# [Work instructions]
Pull out every line from the listing that has the word "verified".

# [The input]
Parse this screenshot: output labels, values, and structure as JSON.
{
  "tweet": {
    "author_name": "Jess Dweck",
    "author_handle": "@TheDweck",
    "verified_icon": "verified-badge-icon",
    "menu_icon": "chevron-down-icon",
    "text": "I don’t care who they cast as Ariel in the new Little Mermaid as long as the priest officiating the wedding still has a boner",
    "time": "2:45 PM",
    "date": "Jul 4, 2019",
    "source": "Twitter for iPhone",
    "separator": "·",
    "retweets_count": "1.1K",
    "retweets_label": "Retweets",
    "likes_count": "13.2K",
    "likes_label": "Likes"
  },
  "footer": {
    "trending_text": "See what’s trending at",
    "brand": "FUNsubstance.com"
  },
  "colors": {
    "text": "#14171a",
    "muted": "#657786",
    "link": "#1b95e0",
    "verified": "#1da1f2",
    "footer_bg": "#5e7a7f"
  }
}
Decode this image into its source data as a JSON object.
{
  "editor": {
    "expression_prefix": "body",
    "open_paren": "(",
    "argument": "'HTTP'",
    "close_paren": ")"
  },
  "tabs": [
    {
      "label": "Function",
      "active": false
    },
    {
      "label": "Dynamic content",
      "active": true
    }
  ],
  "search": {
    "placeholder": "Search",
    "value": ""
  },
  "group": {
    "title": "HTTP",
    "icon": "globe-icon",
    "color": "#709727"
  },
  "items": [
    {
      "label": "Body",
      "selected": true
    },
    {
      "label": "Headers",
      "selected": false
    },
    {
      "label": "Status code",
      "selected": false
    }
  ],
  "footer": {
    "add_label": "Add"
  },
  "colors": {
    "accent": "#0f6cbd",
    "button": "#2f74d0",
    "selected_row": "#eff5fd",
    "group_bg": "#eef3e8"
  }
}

# [Exercise result]
    "verified_icon": "verified-badge-icon",
    "verified": "#1da1f2",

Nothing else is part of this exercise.